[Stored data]
--- begin ---

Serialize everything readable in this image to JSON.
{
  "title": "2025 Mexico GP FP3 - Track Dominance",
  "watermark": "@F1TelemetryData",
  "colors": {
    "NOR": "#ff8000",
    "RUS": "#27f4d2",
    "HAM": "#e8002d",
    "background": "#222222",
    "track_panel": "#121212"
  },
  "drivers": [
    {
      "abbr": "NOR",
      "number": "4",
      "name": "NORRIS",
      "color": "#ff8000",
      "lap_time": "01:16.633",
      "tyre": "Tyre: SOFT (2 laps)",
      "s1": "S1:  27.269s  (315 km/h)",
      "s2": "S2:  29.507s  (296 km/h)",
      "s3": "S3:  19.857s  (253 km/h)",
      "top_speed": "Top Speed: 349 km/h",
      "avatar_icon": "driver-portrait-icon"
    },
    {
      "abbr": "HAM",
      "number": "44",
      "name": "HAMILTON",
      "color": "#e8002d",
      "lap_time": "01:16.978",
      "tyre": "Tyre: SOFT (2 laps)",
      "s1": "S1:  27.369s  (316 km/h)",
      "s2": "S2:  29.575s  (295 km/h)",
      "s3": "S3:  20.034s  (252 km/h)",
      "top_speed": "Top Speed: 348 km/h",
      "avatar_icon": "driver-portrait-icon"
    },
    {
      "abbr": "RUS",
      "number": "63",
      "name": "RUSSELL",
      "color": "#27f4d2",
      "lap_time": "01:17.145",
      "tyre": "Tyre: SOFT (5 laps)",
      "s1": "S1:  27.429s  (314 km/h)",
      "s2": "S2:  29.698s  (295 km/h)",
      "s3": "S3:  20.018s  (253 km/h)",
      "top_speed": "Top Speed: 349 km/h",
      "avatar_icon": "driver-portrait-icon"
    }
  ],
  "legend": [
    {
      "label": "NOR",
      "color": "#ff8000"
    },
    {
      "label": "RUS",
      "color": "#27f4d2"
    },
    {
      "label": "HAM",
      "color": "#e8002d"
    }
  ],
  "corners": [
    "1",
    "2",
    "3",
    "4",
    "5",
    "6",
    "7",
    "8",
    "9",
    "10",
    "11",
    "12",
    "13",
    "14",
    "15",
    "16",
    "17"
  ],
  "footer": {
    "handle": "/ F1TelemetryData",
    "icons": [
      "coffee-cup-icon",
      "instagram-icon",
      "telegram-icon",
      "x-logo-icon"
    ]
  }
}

--- end ---

▶ **Set task**: Repeat the records exactly, including every line.

▶ **Correct output**:
Serialize everything readable in this image to JSON.
{
  "title": "2025 Mexico GP FP3 - Track Dominance",
  "watermark": "@F1TelemetryData",
  "colors": {
    "NOR": "#ff8000",
    "RUS": "#27f4d2",
    "HAM": "#e8002d",
    "background": "#222222",
    "track_panel": "#121212"
  },
  "drivers": [
    {
      "abbr": "NOR",
      "number": "4",
      "name": "NORRIS",
      "color": "#ff8000",
      "lap_time": "01:16.633",
      "tyre": "Tyre: SOFT (2 laps)",
      "s1": "S1:  27.269s  (315 km/h)",
      "s2": "S2:  29.507s  (296 km/h)",
      "s3": "S3:  19.857s  (253 km/h)",
      "top_speed": "Top Speed: 349 km/h",
      "avatar_icon": "driver-portrait-icon"
    },
    {
      "abbr": "HAM",
      "number": "44",
      "name": "HAMILTON",
      "color": "#e8002d",
      "lap_time": "01:16.978",
      "tyre": "Tyre: SOFT (2 laps)",
      "s1": "S1:  27.369s  (316 km/h)",
      "s2": "S2:  29.575s  (295 km/h)",
      "s3": "S3:  20.034s  (252 km/h)",
      "top_speed": "Top Speed: 348 km/h",
      "avatar_icon": "driver-portrait-icon"
    },
    {
      "abbr": "RUS",
      "number": "63",
      "name": "RUSSELL",
      "color": "#27f4d2",
      "lap_time": "01:17.145",
      "tyre": "Tyre: SOFT (5 laps)",
      "s1": "S1:  27.429s  (314 km/h)",
      "s2": "S2:  29.698s  (295 km/h)",
      "s3": "S3:  20.018s  (253 km/h)",
      "top_speed": "Top Speed: 349 km/h",
      "avatar_icon": "driver-portrait-icon"
    }
  ],
  "legend": [
    {
      "label": "NOR",
      "color": "#ff8000"
    },
    {
      "label": "RUS",
      "color": "#27f4d2"
    },
    {
      "label": "HAM",
      "color": "#e8002d"
    }
  ],
  "corners": [
    "1",
    "2",
    "3",
    "4",
    "5",
    "6",
    "7",
    "8",
    "9",
    "10",
    "11",
    "12",
    "13",
    "14",
    "15",
    "16",
    "17"
  ],
  "footer": {
    "handle": "/ F1TelemetryData",
    "icons": [
      "coffee-cup-icon",
      "instagram-icon",
      "telegram-icon",
      "x-logo-icon"
    ]
  }
}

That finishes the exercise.